• What is required:
Write out each entry, exactly the way it appears.

• Exercise inputs:
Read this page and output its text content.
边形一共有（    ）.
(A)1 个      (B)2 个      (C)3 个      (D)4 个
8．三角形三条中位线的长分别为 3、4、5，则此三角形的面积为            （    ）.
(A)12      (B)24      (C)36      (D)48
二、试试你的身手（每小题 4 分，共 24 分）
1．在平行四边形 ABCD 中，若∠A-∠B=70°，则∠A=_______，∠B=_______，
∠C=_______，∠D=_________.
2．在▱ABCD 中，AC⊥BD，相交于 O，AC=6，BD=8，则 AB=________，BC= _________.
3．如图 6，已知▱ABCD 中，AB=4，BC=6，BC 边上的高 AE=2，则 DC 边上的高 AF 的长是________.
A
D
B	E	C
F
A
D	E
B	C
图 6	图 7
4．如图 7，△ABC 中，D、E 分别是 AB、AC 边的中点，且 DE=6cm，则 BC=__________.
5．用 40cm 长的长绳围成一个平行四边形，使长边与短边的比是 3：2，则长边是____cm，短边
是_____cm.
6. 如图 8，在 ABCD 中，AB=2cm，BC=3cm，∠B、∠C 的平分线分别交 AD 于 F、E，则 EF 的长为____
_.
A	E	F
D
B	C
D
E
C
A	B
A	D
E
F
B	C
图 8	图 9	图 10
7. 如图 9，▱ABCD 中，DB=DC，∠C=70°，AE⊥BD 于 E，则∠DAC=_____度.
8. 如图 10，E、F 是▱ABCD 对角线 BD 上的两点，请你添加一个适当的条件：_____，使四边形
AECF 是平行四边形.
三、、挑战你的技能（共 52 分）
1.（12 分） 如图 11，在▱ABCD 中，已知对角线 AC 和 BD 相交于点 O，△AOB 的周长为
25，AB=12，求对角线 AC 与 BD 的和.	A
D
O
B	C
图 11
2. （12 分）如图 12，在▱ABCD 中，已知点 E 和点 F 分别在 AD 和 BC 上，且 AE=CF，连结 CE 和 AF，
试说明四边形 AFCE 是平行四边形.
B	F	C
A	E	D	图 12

• The reply:
Read this page and output its text content.
边形一共有（    ）.
(A)1 个      (B)2 个      (C)3 个      (D)4 个
8．三角形三条中位线的长分别为 3、4、5，则此三角形的面积为            （    ）.
(A)12      (B)24      (C)36      (D)48
二、试试你的身手（每小题 4 分，共 24 分）
1．在平行四边形 ABCD 中，若∠A-∠B=70°，则∠A=_______，∠B=_______，
∠C=_______，∠D=_________.
2．在▱ABCD 中，AC⊥BD，相交于 O，AC=6，BD=8，则 AB=________，BC= _________.
3．如图 6，已知▱ABCD 中，AB=4，BC=6，BC 边上的高 AE=2，则 DC 边上的高 AF 的长是________.
A
D
B	E	C
F
A
D	E
B	C
图 6	图 7
4．如图 7，△ABC 中，D、E 分别是 AB、AC 边的中点，且 DE=6cm，则 BC=__________.
5．用 40cm 长的长绳围成一个平行四边形，使长边与短边的比是 3：2，则长边是____cm，短边
是_____cm.
6. 如图 8，在 ABCD 中，AB=2cm，BC=3cm，∠B、∠C 的平分线分别交 AD 于 F、E，则 EF 的长为____
_.
A	E	F
D
B	C
D
E
C
A	B
A	D
E
F
B	C
图 8	图 9	图 10
7. 如图 9，▱ABCD 中，DB=DC，∠C=70°，AE⊥BD 于 E，则∠DAC=_____度.
8. 如图 10，E、F 是▱ABCD 对角线 BD 上的两点，请你添加一个适当的条件：_____，使四边形
AECF 是平行四边形.
三、、挑战你的技能（共 52 分）
1.（12 分） 如图 11，在▱ABCD 中，已知对角线 AC 和 BD 相交于点 O，△AOB 的周长为
25，AB=12，求对角线 AC 与 BD 的和.	A
D
O
B	C
图 11
2. （12 分）如图 12，在▱ABCD 中，已知点 E 和点 F 分别在 AD 和 BC 上，且 AE=CF，连结 CE 和 AF，
试说明四边形 AFCE 是平行四边形.
B	F	C
A	E	D	图 12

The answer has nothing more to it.